**INFORMATION GIVEN:**
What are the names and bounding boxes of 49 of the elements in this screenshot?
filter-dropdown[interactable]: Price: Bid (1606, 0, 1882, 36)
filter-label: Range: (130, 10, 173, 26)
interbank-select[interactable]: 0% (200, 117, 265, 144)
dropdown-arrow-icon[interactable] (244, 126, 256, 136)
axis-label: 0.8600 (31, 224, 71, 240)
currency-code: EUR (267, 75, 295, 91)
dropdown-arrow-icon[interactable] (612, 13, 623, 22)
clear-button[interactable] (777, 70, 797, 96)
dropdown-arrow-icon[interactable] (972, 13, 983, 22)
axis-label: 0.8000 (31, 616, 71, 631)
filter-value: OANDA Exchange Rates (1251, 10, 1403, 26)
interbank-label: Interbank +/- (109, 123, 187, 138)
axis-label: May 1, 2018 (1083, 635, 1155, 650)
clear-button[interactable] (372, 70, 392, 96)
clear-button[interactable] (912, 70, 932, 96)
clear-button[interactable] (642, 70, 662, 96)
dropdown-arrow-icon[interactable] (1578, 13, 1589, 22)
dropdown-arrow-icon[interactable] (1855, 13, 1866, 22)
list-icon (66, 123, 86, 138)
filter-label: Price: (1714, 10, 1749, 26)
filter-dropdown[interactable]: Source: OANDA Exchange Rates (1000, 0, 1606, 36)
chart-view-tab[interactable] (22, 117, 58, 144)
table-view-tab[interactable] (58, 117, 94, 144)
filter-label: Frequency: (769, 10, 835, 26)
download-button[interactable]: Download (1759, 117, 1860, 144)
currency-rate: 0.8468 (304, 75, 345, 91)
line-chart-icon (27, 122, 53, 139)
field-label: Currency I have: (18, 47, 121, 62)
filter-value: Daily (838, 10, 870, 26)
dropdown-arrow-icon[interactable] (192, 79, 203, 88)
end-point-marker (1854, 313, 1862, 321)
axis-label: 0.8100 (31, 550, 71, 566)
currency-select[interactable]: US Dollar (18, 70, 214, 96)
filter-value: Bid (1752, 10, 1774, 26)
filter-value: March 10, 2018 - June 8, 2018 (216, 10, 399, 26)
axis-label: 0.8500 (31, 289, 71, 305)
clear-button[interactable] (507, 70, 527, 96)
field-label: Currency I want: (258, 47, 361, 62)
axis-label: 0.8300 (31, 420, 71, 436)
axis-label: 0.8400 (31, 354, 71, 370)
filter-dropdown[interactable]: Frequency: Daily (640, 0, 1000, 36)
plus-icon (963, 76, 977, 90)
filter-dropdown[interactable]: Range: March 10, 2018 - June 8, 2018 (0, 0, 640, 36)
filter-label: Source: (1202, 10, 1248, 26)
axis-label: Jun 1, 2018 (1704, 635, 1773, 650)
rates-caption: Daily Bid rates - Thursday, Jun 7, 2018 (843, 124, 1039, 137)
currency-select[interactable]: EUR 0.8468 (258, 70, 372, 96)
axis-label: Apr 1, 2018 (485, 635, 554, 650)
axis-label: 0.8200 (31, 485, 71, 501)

**TASK GOAL:**
Reproduce the entries above in full, substituting "reset-button" for every occurrence of "clear-button" and changing nothing else.

**REPLY TO THE TASK:**
What are the names and bounding boxes of 49 of the elements in this screenshot?
filter-dropdown[interactable]: Price: Bid (1606, 0, 1882, 36)
filter-label: Range: (130, 10, 173, 26)
interbank-select[interactable]: 0% (200, 117, 265, 144)
dropdown-arrow-icon[interactable] (244, 126, 256, 136)
axis-label: 0.8600 (31, 224, 71, 240)
currency-code: EUR (267, 75, 295, 91)
dropdown-arrow-icon[interactable] (612, 13, 623, 22)
reset-button[interactable] (777, 70, 797, 96)
dropdown-arrow-icon[interactable] (972, 13, 983, 22)
axis-label: 0.8000 (31, 616, 71, 631)
filter-value: OANDA Exchange Rates (1251, 10, 1403, 26)
interbank-label: Interbank +/- (109, 123, 187, 138)
axis-label: May 1, 2018 (1083, 635, 1155, 650)
reset-button[interactable] (372, 70, 392, 96)
reset-button[interactable] (912, 70, 932, 96)
reset-button[interactable] (642, 70, 662, 96)
dropdown-arrow-icon[interactable] (1578, 13, 1589, 22)
dropdown-arrow-icon[interactable] (1855, 13, 1866, 22)
list-icon (66, 123, 86, 138)
filter-label: Price: (1714, 10, 1749, 26)
filter-dropdown[interactable]: Source: OANDA Exchange Rates (1000, 0, 1606, 36)
chart-view-tab[interactable] (22, 117, 58, 144)
table-view-tab[interactable] (58, 117, 94, 144)
filter-label: Frequency: (769, 10, 835, 26)
download-button[interactable]: Download (1759, 117, 1860, 144)
currency-rate: 0.8468 (304, 75, 345, 91)
line-chart-icon (27, 122, 53, 139)
field-label: Currency I have: (18, 47, 121, 62)
filter-value: Daily (838, 10, 870, 26)
dropdown-arrow-icon[interactable] (192, 79, 203, 88)
end-point-marker (1854, 313, 1862, 321)
axis-label: 0.8100 (31, 550, 71, 566)
currency-select[interactable]: US Dollar (18, 70, 214, 96)
filter-value: Bid (1752, 10, 1774, 26)
filter-value: March 10, 2018 - June 8, 2018 (216, 10, 399, 26)
axis-label: 0.8500 (31, 289, 71, 305)
reset-button[interactable] (507, 70, 527, 96)
field-label: Currency I want: (258, 47, 361, 62)
axis-label: 0.8300 (31, 420, 71, 436)
axis-label: 0.8400 (31, 354, 71, 370)
filter-dropdown[interactable]: Frequency: Daily (640, 0, 1000, 36)
plus-icon (963, 76, 977, 90)
filter-dropdown[interactable]: Range: March 10, 2018 - June 8, 2018 (0, 0, 640, 36)
filter-label: Source: (1202, 10, 1248, 26)
axis-label: Jun 1, 2018 (1704, 635, 1773, 650)
rates-caption: Daily Bid rates - Thursday, Jun 7, 2018 (843, 124, 1039, 137)
currency-select[interactable]: EUR 0.8468 (258, 70, 372, 96)
axis-label: Apr 1, 2018 (485, 635, 554, 650)
axis-label: 0.8200 (31, 485, 71, 501)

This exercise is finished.